-------- Data for the task --------
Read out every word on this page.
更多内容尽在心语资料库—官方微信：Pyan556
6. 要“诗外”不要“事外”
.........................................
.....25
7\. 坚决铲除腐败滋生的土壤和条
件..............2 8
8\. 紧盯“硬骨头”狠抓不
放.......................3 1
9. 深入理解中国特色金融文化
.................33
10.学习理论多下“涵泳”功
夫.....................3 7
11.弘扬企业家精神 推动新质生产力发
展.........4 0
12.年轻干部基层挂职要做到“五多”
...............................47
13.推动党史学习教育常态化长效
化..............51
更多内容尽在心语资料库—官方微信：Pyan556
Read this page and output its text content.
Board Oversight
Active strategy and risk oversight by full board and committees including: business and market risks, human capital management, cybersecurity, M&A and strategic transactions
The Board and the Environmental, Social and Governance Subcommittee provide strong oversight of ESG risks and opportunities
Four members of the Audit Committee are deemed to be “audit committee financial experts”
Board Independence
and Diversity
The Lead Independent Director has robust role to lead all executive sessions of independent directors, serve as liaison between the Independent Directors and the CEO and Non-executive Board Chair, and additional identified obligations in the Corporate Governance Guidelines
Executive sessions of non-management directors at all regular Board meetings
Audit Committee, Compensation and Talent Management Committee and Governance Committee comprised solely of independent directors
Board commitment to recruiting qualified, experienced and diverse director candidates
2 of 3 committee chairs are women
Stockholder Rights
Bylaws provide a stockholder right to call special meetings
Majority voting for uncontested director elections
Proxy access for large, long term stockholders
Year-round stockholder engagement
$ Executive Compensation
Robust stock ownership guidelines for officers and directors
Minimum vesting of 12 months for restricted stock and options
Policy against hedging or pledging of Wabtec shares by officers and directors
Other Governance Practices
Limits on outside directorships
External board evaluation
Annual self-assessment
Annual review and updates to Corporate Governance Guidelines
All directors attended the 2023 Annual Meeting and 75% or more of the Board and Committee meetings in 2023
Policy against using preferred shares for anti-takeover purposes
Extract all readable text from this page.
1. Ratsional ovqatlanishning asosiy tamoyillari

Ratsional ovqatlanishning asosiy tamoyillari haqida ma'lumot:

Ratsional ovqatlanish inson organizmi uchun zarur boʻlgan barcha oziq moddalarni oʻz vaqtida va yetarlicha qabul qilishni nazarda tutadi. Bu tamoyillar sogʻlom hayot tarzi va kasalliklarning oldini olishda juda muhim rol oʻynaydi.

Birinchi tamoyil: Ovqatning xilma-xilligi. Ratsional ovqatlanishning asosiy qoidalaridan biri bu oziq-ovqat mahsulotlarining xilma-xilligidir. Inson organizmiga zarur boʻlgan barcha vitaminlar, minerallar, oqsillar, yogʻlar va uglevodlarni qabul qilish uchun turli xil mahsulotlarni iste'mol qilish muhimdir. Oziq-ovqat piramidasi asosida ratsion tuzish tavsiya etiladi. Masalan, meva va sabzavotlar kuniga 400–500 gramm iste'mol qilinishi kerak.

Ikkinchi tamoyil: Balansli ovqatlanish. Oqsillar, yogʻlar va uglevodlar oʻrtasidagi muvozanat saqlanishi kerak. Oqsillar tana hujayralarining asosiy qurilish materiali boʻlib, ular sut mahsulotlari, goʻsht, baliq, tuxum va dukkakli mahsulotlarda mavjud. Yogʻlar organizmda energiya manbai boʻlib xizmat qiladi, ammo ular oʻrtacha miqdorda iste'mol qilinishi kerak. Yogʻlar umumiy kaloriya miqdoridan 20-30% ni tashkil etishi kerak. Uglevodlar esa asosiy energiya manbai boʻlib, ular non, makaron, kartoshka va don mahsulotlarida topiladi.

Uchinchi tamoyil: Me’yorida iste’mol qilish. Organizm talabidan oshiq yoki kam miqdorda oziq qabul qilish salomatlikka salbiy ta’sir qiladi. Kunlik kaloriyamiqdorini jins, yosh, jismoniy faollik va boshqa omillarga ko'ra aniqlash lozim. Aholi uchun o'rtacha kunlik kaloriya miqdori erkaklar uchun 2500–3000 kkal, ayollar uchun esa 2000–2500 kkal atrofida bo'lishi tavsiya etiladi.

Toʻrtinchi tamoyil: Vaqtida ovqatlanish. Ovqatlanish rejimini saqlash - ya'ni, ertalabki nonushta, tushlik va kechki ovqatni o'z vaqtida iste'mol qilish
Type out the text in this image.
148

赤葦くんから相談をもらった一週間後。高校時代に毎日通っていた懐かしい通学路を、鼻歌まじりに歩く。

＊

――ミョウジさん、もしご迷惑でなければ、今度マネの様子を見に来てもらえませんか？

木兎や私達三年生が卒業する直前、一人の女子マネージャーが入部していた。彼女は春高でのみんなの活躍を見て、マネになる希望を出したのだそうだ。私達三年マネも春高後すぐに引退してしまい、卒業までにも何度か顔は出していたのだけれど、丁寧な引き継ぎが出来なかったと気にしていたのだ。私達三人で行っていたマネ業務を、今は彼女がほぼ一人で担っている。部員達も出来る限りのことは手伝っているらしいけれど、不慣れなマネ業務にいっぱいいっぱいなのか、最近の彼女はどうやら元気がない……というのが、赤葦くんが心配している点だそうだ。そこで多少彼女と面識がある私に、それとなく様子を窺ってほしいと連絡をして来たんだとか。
--------
> **Problem requirements**:
Repeat every record, keeping each word and mark exactly as it is.

> **Expected output**:
Read out every word on this page.
更多内容尽在心语资料库—官方微信：Pyan556
6. 要“诗外”不要“事外”
.........................................
.....25
7\. 坚决铲除腐败滋生的土壤和条
件..............2 8
8\. 紧盯“硬骨头”狠抓不
放.......................3 1
9. 深入理解中国特色金融文化
.................33
10.学习理论多下“涵泳”功
夫.....................3 7
11.弘扬企业家精神 推动新质生产力发
展.........4 0
12.年轻干部基层挂职要做到“五多”
...............................47
13.推动党史学习教育常态化长效
化..............51
更多内容尽在心语资料库—官方微信：Pyan556
Read this page and output its text content.
Board Oversight
Active strategy and risk oversight by full board and committees including: business and market risks, human capital management, cybersecurity, M&A and strategic transactions
The Board and the Environmental, Social and Governance Subcommittee provide strong oversight of ESG risks and opportunities
Four members of the Audit Committee are deemed to be “audit committee financial experts”
Board Independence
and Diversity
The Lead Independent Director has robust role to lead all executive sessions of independent directors, serve as liaison between the Independent Directors and the CEO and Non-executive Board Chair, and additional identified obligations in the Corporate Governance Guidelines
Executive sessions of non-management directors at all regular Board meetings
Audit Committee, Compensation and Talent Management Committee and Governance Committee comprised solely of independent directors
Board commitment to recruiting qualified, experienced and diverse director candidates
2 of 3 committee chairs are women
Stockholder Rights
Bylaws provide a stockholder right to call special meetings
Majority voting for uncontested director elections
Proxy access for large, long term stockholders
Year-round stockholder engagement
$ Executive Compensation
Robust stock ownership guidelines for officers and directors
Minimum vesting of 12 months for restricted stock and options
Policy against hedging or pledging of Wabtec shares by officers and directors
Other Governance Practices
Limits on outside directorships
External board evaluation
Annual self-assessment
Annual review and updates to Corporate Governance Guidelines
All directors attended the 2023 Annual Meeting and 75% or more of the Board and Committee meetings in 2023
Policy against using preferred shares for anti-takeover purposes
Extract all readable text from this page.
1. Ratsional ovqatlanishning asosiy tamoyillari

Ratsional ovqatlanishning asosiy tamoyillari haqida ma'lumot:

Ratsional ovqatlanish inson organizmi uchun zarur boʻlgan barcha oziq moddalarni oʻz vaqtida va yetarlicha qabul qilishni nazarda tutadi. Bu tamoyillar sogʻlom hayot tarzi va kasalliklarning oldini olishda juda muhim rol oʻynaydi.

Birinchi tamoyil: Ovqatning xilma-xilligi. Ratsional ovqatlanishning asosiy qoidalaridan biri bu oziq-ovqat mahsulotlarining xilma-xilligidir. Inson organizmiga zarur boʻlgan barcha vitaminlar, minerallar, oqsillar, yogʻlar va uglevodlarni qabul qilish uchun turli xil mahsulotlarni iste'mol qilish muhimdir. Oziq-ovqat piramidasi asosida ratsion tuzish tavsiya etiladi. Masalan, meva va sabzavotlar kuniga 400–500 gramm iste'mol qilinishi kerak.

Ikkinchi tamoyil: Balansli ovqatlanish. Oqsillar, yogʻlar va uglevodlar oʻrtasidagi muvozanat saqlanishi kerak. Oqsillar tana hujayralarining asosiy qurilish materiali boʻlib, ular sut mahsulotlari, goʻsht, baliq, tuxum va dukkakli mahsulotlarda mavjud. Yogʻlar organizmda energiya manbai boʻlib xizmat qiladi, ammo ular oʻrtacha miqdorda iste'mol qilinishi kerak. Yogʻlar umumiy kaloriya miqdoridan 20-30% ni tashkil etishi kerak. Uglevodlar esa asosiy energiya manbai boʻlib, ular non, makaron, kartoshka va don mahsulotlarida topiladi.

Uchinchi tamoyil: Me’yorida iste’mol qilish. Organizm talabidan oshiq yoki kam miqdorda oziq qabul qilish salomatlikka salbiy ta’sir qiladi. Kunlik kaloriyamiqdorini jins, yosh, jismoniy faollik va boshqa omillarga ko'ra aniqlash lozim. Aholi uchun o'rtacha kunlik kaloriya miqdori erkaklar uchun 2500–3000 kkal, ayollar uchun esa 2000–2500 kkal atrofida bo'lishi tavsiya etiladi.

Toʻrtinchi tamoyil: Vaqtida ovqatlanish. Ovqatlanish rejimini saqlash - ya'ni, ertalabki nonushta, tushlik va kechki ovqatni o'z vaqtida iste'mol qilish
Type out the text in this image.
148

赤葦くんから相談をもらった一週間後。高校時代に毎日通っていた懐かしい通学路を、鼻歌まじりに歩く。

＊

――ミョウジさん、もしご迷惑でなければ、今度マネの様子を見に来てもらえませんか？

木兎や私達三年生が卒業する直前、一人の女子マネージャーが入部していた。彼女は春高でのみんなの活躍を見て、マネになる希望を出したのだそうだ。私達三年マネも春高後すぐに引退してしまい、卒業までにも何度か顔は出していたのだけれど、丁寧な引き継ぎが出来なかったと気にしていたのだ。私達三人で行っていたマネ業務を、今は彼女がほぼ一人で担っている。部員達も出来る限りのことは手伝っているらしいけれど、不慣れなマネ業務にいっぱいいっぱいなのか、最近の彼女はどうやら元気がない……というのが、赤葦くんが心配している点だそうだ。そこで多少彼女と面識がある私に、それとなく様子を窺ってほしいと連絡をして来たんだとか。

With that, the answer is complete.